» WORK ORDER
Translate into Spanish this sentence from the page text on the Opus patent disclosure: "If Opus does not infringe Claim 1, it cannot infringe any other claim."

» PAGE TEXT
On January 18th, France Telecom filed an IPR disclosure against Opus citing a single patent under non-royalty free terms. This raises a key question – what impact does this have on Opus? A close evaluation indicates that it has no impact on the Opus specification in any way.
A careful reading of the FT patent reveals that:
- The FT patent does not cover the Opus reference implementation because critical limitations of the claim are absent;
- The patent is directed to encoders, therefore it cannot affect the Opus specification, which only includes conformance tests for the decoder, and
- With a simple change, we can make non-infringement even more obvious.
Let’s expand on those points a bit. If you don’t want to hear about patent claims, you should stop reading this article now.
IETF IPR disclosures are a safe course of action for patent holders: they prevent unclean hands arguments or implied license grants. However, because the IETF requires specific patent numbers in these disclosures, we can analyze the claims. The patent in question is EP0743634B1, and the corresponding U.S. and other related foreign patents: “Method of adapting the noise masking level in an analysis-by-synthesis speech coder employing a short-term perceptual weighting filter”. It has a single independent claim, Claim 1. All of the other claims are “dependent claims” built on top of Claim 1. If Opus does not infringe Claim 1, it cannot infringe any other claim.

» EXCERPTED DATA
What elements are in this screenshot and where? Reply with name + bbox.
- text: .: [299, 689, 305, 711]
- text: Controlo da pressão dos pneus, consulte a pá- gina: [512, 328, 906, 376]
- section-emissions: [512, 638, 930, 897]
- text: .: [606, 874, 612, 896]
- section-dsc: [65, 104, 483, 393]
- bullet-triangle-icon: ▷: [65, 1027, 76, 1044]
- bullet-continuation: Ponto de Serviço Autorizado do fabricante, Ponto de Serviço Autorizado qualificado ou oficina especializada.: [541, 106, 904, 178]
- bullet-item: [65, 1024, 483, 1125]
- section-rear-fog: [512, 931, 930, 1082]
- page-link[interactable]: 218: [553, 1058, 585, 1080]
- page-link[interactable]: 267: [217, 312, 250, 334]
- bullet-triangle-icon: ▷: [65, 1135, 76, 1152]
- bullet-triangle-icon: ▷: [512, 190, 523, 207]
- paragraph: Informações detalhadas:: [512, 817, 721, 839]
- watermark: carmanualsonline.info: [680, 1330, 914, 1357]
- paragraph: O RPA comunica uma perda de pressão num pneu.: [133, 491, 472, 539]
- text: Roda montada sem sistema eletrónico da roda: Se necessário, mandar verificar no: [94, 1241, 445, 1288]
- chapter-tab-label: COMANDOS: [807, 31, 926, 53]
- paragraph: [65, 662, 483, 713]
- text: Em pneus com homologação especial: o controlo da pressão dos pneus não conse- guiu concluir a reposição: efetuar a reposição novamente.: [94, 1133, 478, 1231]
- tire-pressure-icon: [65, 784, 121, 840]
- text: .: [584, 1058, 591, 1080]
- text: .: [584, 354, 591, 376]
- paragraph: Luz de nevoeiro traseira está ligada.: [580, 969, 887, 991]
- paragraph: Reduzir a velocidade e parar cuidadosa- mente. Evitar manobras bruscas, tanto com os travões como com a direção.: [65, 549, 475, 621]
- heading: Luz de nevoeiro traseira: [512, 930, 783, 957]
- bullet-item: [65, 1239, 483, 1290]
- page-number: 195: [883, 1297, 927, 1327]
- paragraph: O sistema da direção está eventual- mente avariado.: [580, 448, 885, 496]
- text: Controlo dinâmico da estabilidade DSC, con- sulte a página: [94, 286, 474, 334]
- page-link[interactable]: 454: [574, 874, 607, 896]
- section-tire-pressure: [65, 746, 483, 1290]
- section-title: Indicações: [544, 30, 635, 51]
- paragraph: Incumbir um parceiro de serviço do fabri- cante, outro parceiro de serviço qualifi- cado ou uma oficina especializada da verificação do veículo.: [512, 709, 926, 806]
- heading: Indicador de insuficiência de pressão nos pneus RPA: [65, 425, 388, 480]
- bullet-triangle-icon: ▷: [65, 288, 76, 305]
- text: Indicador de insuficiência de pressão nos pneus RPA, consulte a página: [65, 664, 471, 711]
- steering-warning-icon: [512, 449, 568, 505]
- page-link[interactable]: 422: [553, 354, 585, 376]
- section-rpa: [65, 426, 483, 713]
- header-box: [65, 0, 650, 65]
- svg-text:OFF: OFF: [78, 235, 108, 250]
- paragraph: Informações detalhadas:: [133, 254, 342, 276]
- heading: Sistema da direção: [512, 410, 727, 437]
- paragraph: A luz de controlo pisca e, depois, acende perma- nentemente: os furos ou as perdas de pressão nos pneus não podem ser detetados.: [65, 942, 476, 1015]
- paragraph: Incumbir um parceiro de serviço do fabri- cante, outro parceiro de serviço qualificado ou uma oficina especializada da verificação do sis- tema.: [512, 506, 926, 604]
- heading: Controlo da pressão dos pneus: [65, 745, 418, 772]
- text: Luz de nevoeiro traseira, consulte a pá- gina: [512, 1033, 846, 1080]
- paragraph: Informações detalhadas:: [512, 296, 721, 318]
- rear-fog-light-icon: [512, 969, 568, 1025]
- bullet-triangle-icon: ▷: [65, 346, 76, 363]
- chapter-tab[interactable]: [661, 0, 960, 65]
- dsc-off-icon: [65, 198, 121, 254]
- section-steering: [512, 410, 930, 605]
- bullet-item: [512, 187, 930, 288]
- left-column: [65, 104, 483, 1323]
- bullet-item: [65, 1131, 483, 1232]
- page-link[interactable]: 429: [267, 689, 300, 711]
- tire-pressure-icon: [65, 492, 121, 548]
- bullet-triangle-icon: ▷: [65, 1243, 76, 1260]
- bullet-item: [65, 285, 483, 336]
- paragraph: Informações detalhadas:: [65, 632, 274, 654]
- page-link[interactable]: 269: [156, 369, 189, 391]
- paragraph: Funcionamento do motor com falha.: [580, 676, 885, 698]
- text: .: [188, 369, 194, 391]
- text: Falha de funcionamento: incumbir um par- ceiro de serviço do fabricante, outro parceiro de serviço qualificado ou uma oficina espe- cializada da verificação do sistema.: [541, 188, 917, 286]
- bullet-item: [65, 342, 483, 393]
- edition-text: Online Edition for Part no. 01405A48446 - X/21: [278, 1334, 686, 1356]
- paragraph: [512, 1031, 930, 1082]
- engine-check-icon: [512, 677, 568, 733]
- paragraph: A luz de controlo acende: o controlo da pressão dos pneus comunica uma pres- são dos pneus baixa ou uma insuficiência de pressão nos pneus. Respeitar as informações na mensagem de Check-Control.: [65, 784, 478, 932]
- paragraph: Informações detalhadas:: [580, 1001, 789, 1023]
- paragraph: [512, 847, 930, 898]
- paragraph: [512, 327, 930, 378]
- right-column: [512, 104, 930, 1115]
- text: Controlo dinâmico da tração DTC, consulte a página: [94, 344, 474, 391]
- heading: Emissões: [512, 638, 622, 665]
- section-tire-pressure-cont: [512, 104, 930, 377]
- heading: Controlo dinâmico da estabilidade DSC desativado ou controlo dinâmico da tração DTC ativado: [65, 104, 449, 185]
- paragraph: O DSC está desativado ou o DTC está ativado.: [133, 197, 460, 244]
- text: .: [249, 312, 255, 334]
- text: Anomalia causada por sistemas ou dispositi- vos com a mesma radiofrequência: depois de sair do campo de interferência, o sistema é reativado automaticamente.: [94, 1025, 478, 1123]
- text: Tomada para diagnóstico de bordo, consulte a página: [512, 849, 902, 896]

» EXPECTED ANSWER
Si Opus no infringe la reivindicación 1, no puede infringir ninguna otra reivindicación.